**What to work on**
Filter the records below for the word "بيئة". Copy each line that holds it.

**Dataset**
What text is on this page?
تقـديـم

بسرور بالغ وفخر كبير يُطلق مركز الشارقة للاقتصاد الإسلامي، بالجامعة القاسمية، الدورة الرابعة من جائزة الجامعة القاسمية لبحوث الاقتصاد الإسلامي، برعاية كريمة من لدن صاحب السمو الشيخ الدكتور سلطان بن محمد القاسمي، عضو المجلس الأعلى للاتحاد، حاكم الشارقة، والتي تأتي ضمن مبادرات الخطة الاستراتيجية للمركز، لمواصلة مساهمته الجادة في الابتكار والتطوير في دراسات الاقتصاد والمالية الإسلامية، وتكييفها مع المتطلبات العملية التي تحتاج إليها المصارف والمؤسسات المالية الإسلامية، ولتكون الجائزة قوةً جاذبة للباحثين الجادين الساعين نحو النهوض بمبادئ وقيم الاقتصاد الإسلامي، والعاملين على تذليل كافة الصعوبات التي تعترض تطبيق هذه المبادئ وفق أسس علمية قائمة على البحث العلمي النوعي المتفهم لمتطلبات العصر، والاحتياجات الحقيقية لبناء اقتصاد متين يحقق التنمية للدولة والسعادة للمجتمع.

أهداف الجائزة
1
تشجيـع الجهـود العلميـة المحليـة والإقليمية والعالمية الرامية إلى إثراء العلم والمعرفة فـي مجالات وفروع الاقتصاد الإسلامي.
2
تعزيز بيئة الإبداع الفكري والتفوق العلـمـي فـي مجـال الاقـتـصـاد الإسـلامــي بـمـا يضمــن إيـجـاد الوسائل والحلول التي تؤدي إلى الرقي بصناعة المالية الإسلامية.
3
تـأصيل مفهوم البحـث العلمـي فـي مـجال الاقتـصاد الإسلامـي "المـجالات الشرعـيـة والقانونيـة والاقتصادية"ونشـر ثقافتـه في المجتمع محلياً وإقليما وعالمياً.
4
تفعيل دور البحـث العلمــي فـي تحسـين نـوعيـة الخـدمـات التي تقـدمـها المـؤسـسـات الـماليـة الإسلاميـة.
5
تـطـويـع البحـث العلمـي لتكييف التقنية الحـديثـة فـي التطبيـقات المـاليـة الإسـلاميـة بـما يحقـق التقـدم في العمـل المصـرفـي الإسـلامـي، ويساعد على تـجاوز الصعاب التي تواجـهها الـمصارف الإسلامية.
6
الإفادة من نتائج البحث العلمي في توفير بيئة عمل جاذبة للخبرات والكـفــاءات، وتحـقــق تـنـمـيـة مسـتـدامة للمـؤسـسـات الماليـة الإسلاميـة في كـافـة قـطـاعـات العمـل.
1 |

**Result**
تعزيز بيئة الإبداع الفكري والتفوق العلـمـي فـي مجـال الاقـتـصـاد الإسـلامــي بـمـا يضمــن إيـجـاد الوسائل والحلول التي تؤدي إلى الرقي بصناعة المالية الإسلامية.
الإفادة من نتائج البحث العلمي في توفير بيئة عمل جاذبة للخبرات والكـفــاءات، وتحـقــق تـنـمـيـة مسـتـدامة للمـؤسـسـات الماليـة الإسلاميـة في كـافـة قـطـاعـات العمـل.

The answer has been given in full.